**Your objective:**
Please rename "korean-translation" to "korean-text" in every row below, keeping everything else the same.

**Data extract:**
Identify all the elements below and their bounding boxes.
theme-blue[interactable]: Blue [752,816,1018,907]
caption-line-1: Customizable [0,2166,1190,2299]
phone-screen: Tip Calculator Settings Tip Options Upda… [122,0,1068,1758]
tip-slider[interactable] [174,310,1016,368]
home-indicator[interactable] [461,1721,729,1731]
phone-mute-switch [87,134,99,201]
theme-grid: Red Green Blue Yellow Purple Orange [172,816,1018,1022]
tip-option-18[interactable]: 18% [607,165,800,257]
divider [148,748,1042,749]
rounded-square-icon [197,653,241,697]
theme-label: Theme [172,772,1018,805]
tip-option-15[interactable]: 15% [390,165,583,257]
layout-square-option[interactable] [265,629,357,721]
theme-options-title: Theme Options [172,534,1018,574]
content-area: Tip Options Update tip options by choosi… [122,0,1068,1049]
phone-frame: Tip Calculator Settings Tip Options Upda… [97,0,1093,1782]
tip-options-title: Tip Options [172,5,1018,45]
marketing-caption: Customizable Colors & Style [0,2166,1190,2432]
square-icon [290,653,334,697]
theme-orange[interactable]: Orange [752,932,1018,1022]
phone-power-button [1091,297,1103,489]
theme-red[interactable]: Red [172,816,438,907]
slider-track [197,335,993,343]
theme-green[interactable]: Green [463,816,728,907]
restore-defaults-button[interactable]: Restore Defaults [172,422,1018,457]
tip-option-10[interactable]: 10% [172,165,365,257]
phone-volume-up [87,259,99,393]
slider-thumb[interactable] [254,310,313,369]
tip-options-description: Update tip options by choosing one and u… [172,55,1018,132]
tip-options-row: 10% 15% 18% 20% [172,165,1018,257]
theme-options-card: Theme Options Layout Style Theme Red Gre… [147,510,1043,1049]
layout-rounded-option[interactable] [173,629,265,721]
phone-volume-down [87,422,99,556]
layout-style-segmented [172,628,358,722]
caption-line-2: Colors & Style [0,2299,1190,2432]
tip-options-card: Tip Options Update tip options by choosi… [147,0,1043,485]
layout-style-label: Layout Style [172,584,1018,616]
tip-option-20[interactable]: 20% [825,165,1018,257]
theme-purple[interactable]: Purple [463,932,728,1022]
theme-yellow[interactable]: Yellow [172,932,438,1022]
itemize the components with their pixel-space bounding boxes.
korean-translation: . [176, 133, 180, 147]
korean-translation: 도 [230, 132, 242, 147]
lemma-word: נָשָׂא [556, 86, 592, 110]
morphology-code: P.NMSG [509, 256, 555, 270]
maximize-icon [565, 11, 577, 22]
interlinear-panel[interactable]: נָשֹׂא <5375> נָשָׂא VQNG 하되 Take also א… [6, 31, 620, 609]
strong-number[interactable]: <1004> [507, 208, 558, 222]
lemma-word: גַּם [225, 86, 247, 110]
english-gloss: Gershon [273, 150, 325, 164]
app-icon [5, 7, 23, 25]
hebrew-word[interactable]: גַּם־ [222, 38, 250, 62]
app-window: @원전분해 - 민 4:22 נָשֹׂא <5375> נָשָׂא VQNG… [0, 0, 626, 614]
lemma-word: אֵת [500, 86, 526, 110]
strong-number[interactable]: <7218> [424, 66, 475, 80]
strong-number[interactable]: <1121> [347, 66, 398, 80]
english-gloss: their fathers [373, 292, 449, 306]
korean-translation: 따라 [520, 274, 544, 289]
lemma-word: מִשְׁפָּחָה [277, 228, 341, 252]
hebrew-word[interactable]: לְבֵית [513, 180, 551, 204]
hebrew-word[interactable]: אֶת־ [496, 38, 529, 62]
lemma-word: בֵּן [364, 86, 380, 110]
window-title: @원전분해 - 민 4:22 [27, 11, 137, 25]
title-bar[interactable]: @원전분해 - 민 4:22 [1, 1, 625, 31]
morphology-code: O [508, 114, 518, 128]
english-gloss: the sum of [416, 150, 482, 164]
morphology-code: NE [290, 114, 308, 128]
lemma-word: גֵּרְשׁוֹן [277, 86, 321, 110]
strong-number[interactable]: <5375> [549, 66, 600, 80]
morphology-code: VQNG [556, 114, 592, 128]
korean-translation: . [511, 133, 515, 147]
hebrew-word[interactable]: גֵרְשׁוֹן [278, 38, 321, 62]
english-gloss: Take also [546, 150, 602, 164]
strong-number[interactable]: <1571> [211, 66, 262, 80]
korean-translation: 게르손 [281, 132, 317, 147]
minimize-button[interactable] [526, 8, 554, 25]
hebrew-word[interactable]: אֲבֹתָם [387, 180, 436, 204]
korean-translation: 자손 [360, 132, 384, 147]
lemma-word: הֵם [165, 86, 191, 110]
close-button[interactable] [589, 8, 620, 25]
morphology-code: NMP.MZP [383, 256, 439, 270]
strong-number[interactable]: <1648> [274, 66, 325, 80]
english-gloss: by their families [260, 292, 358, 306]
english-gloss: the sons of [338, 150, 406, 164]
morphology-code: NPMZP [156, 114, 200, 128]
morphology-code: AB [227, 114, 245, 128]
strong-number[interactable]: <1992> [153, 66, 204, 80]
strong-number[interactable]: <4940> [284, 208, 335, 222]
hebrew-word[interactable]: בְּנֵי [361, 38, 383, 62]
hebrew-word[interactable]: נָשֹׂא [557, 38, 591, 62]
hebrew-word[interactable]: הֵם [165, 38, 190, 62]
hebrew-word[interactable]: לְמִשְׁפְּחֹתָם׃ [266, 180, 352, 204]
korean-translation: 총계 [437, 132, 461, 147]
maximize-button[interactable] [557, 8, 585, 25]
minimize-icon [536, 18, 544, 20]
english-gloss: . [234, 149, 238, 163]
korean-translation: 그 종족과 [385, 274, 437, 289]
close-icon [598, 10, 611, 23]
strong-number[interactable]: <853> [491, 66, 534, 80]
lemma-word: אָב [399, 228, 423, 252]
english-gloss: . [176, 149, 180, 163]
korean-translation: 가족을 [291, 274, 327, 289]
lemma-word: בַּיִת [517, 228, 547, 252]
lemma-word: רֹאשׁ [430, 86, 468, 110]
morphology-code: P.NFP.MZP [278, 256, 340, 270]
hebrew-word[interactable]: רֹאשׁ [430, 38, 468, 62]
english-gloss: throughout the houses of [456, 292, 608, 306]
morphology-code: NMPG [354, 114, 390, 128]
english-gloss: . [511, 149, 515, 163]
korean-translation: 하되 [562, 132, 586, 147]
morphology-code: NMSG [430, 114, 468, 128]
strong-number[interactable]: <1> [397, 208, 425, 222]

**Full answer:**
Identify all the elements below and their bounding boxes.
theme-blue[interactable]: Blue [752,816,1018,907]
caption-line-1: Customizable [0,2166,1190,2299]
phone-screen: Tip Calculator Settings Tip Options Upda… [122,0,1068,1758]
tip-slider[interactable] [174,310,1016,368]
home-indicator[interactable] [461,1721,729,1731]
phone-mute-switch [87,134,99,201]
theme-grid: Red Green Blue Yellow Purple Orange [172,816,1018,1022]
tip-option-18[interactable]: 18% [607,165,800,257]
divider [148,748,1042,749]
rounded-square-icon [197,653,241,697]
theme-label: Theme [172,772,1018,805]
tip-option-15[interactable]: 15% [390,165,583,257]
layout-square-option[interactable] [265,629,357,721]
theme-options-title: Theme Options [172,534,1018,574]
content-area: Tip Options Update tip options by choosi… [122,0,1068,1049]
phone-frame: Tip Calculator Settings Tip Options Upda… [97,0,1093,1782]
tip-options-title: Tip Options [172,5,1018,45]
marketing-caption: Customizable Colors & Style [0,2166,1190,2432]
square-icon [290,653,334,697]
theme-orange[interactable]: Orange [752,932,1018,1022]
phone-power-button [1091,297,1103,489]
theme-red[interactable]: Red [172,816,438,907]
slider-track [197,335,993,343]
theme-green[interactable]: Green [463,816,728,907]
restore-defaults-button[interactable]: Restore Defaults [172,422,1018,457]
tip-option-10[interactable]: 10% [172,165,365,257]
phone-volume-up [87,259,99,393]
slider-thumb[interactable] [254,310,313,369]
tip-options-description: Update tip options by choosing one and u… [172,55,1018,132]
tip-options-row: 10% 15% 18% 20% [172,165,1018,257]
theme-options-card: Theme Options Layout Style Theme Red Gre… [147,510,1043,1049]
layout-rounded-option[interactable] [173,629,265,721]
phone-volume-down [87,422,99,556]
layout-style-segmented [172,628,358,722]
caption-line-2: Colors & Style [0,2299,1190,2432]
tip-options-card: Tip Options Update tip options by choosi… [147,0,1043,485]
layout-style-label: Layout Style [172,584,1018,616]
tip-option-20[interactable]: 20% [825,165,1018,257]
theme-purple[interactable]: Purple [463,932,728,1022]
theme-yellow[interactable]: Yellow [172,932,438,1022]
itemize the components with their pixel-space bounding boxes.
korean-text: . [176, 133, 180, 147]
korean-text: 도 [230, 132, 242, 147]
lemma-word: נָשָׂא [556, 86, 592, 110]
morphology-code: P.NMSG [509, 256, 555, 270]
maximize-icon [565, 11, 577, 22]
interlinear-panel[interactable]: נָשֹׂא <5375> נָשָׂא VQNG 하되 Take also א… [6, 31, 620, 609]
strong-number[interactable]: <1004> [507, 208, 558, 222]
lemma-word: גַּם [225, 86, 247, 110]
english-gloss: Gershon [273, 150, 325, 164]
app-icon [5, 7, 23, 25]
hebrew-word[interactable]: גַּם־ [222, 38, 250, 62]
app-window: @원전분해 - 민 4:22 נָשֹׂא <5375> נָשָׂא VQNG… [0, 0, 626, 614]
lemma-word: אֵת [500, 86, 526, 110]
strong-number[interactable]: <7218> [424, 66, 475, 80]
strong-number[interactable]: <1121> [347, 66, 398, 80]
english-gloss: their fathers [373, 292, 449, 306]
korean-text: 따라 [520, 274, 544, 289]
lemma-word: מִשְׁפָּחָה [277, 228, 341, 252]
hebrew-word[interactable]: לְבֵית [513, 180, 551, 204]
hebrew-word[interactable]: אֶת־ [496, 38, 529, 62]
lemma-word: בֵּן [364, 86, 380, 110]
window-title: @원전분해 - 민 4:22 [27, 11, 137, 25]
title-bar[interactable]: @원전분해 - 민 4:22 [1, 1, 625, 31]
morphology-code: O [508, 114, 518, 128]
english-gloss: the sum of [416, 150, 482, 164]
morphology-code: NE [290, 114, 308, 128]
lemma-word: גֵּרְשׁוֹן [277, 86, 321, 110]
strong-number[interactable]: <5375> [549, 66, 600, 80]
morphology-code: VQNG [556, 114, 592, 128]
korean-text: . [511, 133, 515, 147]
hebrew-word[interactable]: גֵרְשׁוֹן [278, 38, 321, 62]
english-gloss: Take also [546, 150, 602, 164]
strong-number[interactable]: <1571> [211, 66, 262, 80]
korean-text: 게르손 [281, 132, 317, 147]
minimize-button[interactable] [526, 8, 554, 25]
hebrew-word[interactable]: אֲבֹתָם [387, 180, 436, 204]
korean-text: 자손 [360, 132, 384, 147]
lemma-word: הֵם [165, 86, 191, 110]
close-button[interactable] [589, 8, 620, 25]
morphology-code: NMP.MZP [383, 256, 439, 270]
strong-number[interactable]: <1648> [274, 66, 325, 80]
english-gloss: by their families [260, 292, 358, 306]
english-gloss: the sons of [338, 150, 406, 164]
morphology-code: NPMZP [156, 114, 200, 128]
morphology-code: AB [227, 114, 245, 128]
strong-number[interactable]: <1992> [153, 66, 204, 80]
strong-number[interactable]: <4940> [284, 208, 335, 222]
hebrew-word[interactable]: בְּנֵי [361, 38, 383, 62]
hebrew-word[interactable]: נָשֹׂא [557, 38, 591, 62]
hebrew-word[interactable]: הֵם [165, 38, 190, 62]
hebrew-word[interactable]: לְמִשְׁפְּחֹתָם׃ [266, 180, 352, 204]
korean-text: 총계 [437, 132, 461, 147]
maximize-button[interactable] [557, 8, 585, 25]
minimize-icon [536, 18, 544, 20]
english-gloss: . [234, 149, 238, 163]
korean-text: 그 종족과 [385, 274, 437, 289]
close-icon [598, 10, 611, 23]
strong-number[interactable]: <853> [491, 66, 534, 80]
lemma-word: אָב [399, 228, 423, 252]
english-gloss: . [176, 149, 180, 163]
korean-text: 가족을 [291, 274, 327, 289]
lemma-word: בַּיִת [517, 228, 547, 252]
lemma-word: רֹאשׁ [430, 86, 468, 110]
morphology-code: P.NFP.MZP [278, 256, 340, 270]
hebrew-word[interactable]: רֹאשׁ [430, 38, 468, 62]
english-gloss: throughout the houses of [456, 292, 608, 306]
morphology-code: NMPG [354, 114, 390, 128]
english-gloss: . [511, 149, 515, 163]
korean-text: 하되 [562, 132, 586, 147]
morphology-code: NMSG [430, 114, 468, 128]
strong-number[interactable]: <1> [397, 208, 425, 222]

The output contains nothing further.